— START OF Text passage —
The second half of 2012 experienced a pick-up in prices, but much of this was a result of prices bottomed out in June before coming back to a more normalized level.
While Conway prices were more depressed than Mont Belvieu for much of 2012, this situation reversed course in the final weeks of the year as pipelines bringing additional supplies from the Eagle Ford and Permian basin were brought online.
Although there are concerns that ethane crackers are not being brought online at a quick pace, it is important to note that the ethane market should experience a pick-up in 2013 as it benefits from a full-year of steady cracking capacity.
The NGL that suffered the most in 2012 was undoubtedly ethane, which experienced decreases as demand was lessened for much of the year due to several important ethane crackers undergoing turnarounds and expansions in the Gulf Coast.
In addition, propane became more attractive to crackers as a feedstock as ethylene co-product prices rose and propane prices dropped as a result of a warm winter that drastically affected heating demand.
Ethane prices began the year at an average of 65¢ per gallon (/gal) at Mont Belvieu in January with an average margin of 43¢/gal in the month. By the end of the year, this average price had decreased 65% to 23¢/gal in December while the margin took a 98% nosedive to 1¢/gal.
As bad as these figures were, Conway prices and margins were much worse, as they spent much of the year in a negative state that caused ethane to be rejected throughout the Midcontinent and Rockies for much of the second half of 2012.
While the average price of E-P mix, which is how the product is traded at Conway, fell from an average of 29¢/gal in January to 18¢/gal in December, it fell as low as an average of 7¢/gal in June. Conway E-P mix produced a theoretically positive average margin of 6¢/gal in January before closing the year with an average margin of negative 4¢/gal in December.
— END OF Text passage —
_What to do_
1. In the passage on 2012 ethane markets, what was the average ethane price at Mont Belvieu in December?
2. Continue the passage on 2012 ethane markets from its final sentence.
— START OF Data extract —
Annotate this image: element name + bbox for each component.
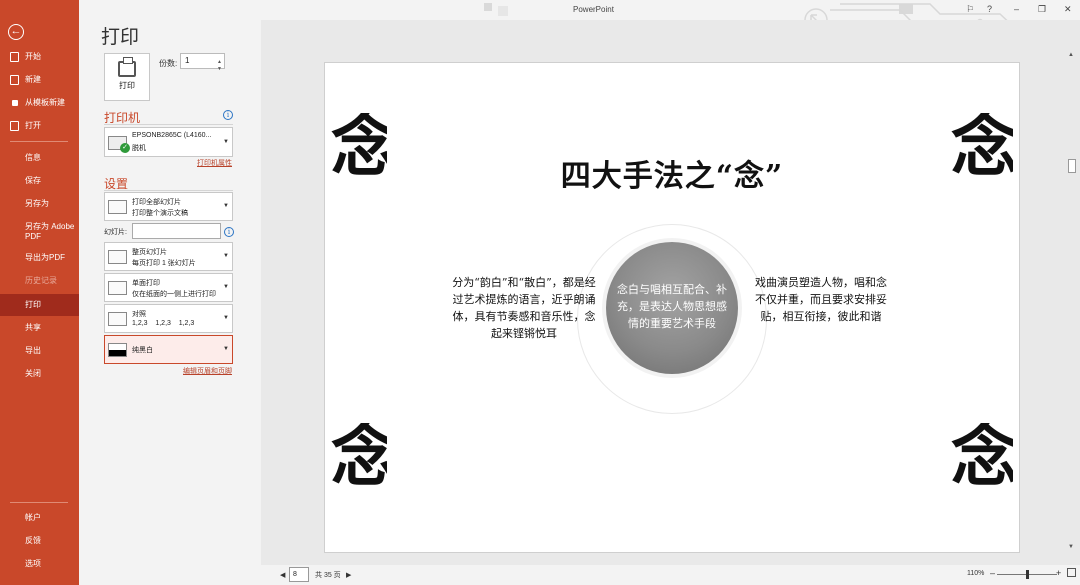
— END OF Data extract —
_Responses to the tasks_
1. 23¢ per gallon.

2.
It is likely that ethane prices and margins will continue to struggle for at least the beginning of 2013. According to Peter Fasullo, principal at En*Vantage Inc., the market needs to continue to reject ethane until March at the earliest, while the ethylene industry operates at 95% of nameplate capacity to bring itself back into balance.
Although propane prices and margins remained profitable at both Conway and Mont Belvieu, they also lost considerable value throughout 2012. However, the outlook for 2013 is more positive for propane.
It is unlikely that the U.S. will face another winter like the one of 2012, which the U.S. National Climatic Data Center determined was the fourth-warmest winter in the more than 100 years it has kept track of temperatures.
Normalized winter temperatures should to balance propane inventory levels as export capacity will be increased once Enterprise Products Partners completes expansions to its export unit on the Houston Ship Channel. These expansions are expected to increase capacity by 3.5 million barrels (bbl.) per day to approximately 7.5 million bbl. per day.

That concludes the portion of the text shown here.